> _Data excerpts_

******************************

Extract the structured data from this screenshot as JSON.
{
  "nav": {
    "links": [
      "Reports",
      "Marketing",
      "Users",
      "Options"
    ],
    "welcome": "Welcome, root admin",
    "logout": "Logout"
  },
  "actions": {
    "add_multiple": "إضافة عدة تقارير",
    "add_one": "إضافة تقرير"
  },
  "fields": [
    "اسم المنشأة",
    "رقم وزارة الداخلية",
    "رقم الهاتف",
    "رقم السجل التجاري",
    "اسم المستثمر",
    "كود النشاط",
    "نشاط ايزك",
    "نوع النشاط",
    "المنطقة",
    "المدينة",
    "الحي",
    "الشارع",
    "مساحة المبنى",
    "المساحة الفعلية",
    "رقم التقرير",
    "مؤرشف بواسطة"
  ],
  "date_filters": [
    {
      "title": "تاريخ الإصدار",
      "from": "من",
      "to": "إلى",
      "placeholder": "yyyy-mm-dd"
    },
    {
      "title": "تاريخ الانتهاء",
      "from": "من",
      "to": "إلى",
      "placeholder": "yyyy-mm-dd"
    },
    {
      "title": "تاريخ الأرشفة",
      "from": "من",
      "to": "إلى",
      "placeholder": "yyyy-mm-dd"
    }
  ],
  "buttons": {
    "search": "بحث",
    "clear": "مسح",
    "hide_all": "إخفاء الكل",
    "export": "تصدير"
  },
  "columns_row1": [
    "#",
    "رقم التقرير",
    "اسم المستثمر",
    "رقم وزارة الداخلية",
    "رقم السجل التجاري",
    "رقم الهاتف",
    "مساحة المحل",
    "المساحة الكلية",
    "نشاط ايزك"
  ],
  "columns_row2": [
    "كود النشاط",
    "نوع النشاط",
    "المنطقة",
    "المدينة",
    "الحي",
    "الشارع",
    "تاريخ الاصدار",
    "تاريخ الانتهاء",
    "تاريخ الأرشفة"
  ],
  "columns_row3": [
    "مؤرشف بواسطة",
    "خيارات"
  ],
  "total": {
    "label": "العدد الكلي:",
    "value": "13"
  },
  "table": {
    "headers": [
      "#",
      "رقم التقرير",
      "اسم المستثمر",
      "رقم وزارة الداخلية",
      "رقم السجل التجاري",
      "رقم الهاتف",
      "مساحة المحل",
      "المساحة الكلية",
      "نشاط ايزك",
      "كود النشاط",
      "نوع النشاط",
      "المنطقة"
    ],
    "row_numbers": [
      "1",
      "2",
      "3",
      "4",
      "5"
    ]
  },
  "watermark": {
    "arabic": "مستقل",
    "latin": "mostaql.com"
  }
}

******************************

> _Task prompt_
Check every line of the material for the string "title" and give the number of lines that have it, without anything else.

> _Task answer_
3